Restate the whole listing word for word. Pictures are left out.
· · · · ·
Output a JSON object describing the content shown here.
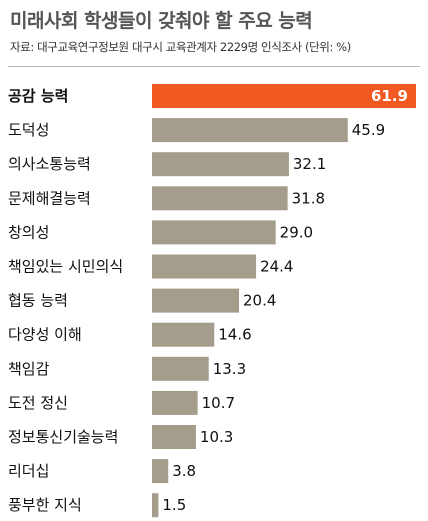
{
  "colors": {
    "bar": "#a59d8c",
    "highlight": "#f05a22"
  },
  "chart_data": {
    "type": "bar",
    "orientation": "horizontal",
    "title": "미래사회 학생들이 갖춰야 할 주요 능력",
    "subtitle": "자료: 대구교육연구정보원 대구시 교육관계자 2229명 인식조사 (단위: %)",
    "xlabel": "",
    "ylabel": "",
    "xlim": [
      0,
      61.9
    ],
    "grid": false,
    "highlight_index": 0,
    "categories": [
      "공감 능력",
      "도덕성",
      "의사소통능력",
      "문제해결능력",
      "창의성",
      "책임있는 시민의식",
      "협동 능력",
      "다양성 이해",
      "책임감",
      "도전 정신",
      "정보통신기술능력",
      "리더십",
      "풍부한 지식"
    ],
    "values": [
      61.9,
      45.9,
      32.1,
      31.8,
      29.0,
      24.4,
      20.4,
      14.6,
      13.3,
      10.7,
      10.3,
      3.8,
      1.5
    ],
    "value_labels": [
      "61.9",
      "45.9",
      "32.1",
      "31.8",
      "29.0",
      "24.4",
      "20.4",
      "14.6",
      "13.3",
      "10.7",
      "10.3",
      "3.8",
      "1.5"
    ]
  }
}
· · · · ·
### THE SOLUTION
Output a JSON object describing the content shown here.
{
  "colors": {
    "bar": "#a59d8c",
    "highlight": "#f05a22"
  },
  "chart_data": {
    "type": "bar",
    "orientation": "horizontal",
    "title": "미래사회 학생들이 갖춰야 할 주요 능력",
    "subtitle": "자료: 대구교육연구정보원 대구시 교육관계자 2229명 인식조사 (단위: %)",
    "xlabel": "",
    "ylabel": "",
    "xlim": [
      0,
      61.9
    ],
    "grid": false,
    "highlight_index": 0,
    "categories": [
      "공감 능력",
      "도덕성",
      "의사소통능력",
      "문제해결능력",
      "창의성",
      "책임있는 시민의식",
      "협동 능력",
      "다양성 이해",
      "책임감",
      "도전 정신",
      "정보통신기술능력",
      "리더십",
      "풍부한 지식"
    ],
    "values": [
      61.9,
      45.9,
      32.1,
      31.8,
      29.0,
      24.4,
      20.4,
      14.6,
      13.3,
      10.7,
      10.3,
      3.8,
      1.5
    ],
    "value_labels": [
      "61.9",
      "45.9",
      "32.1",
      "31.8",
      "29.0",
      "24.4",
      "20.4",
      "14.6",
      "13.3",
      "10.7",
      "10.3",
      "3.8",
      "1.5"
    ]
  }
}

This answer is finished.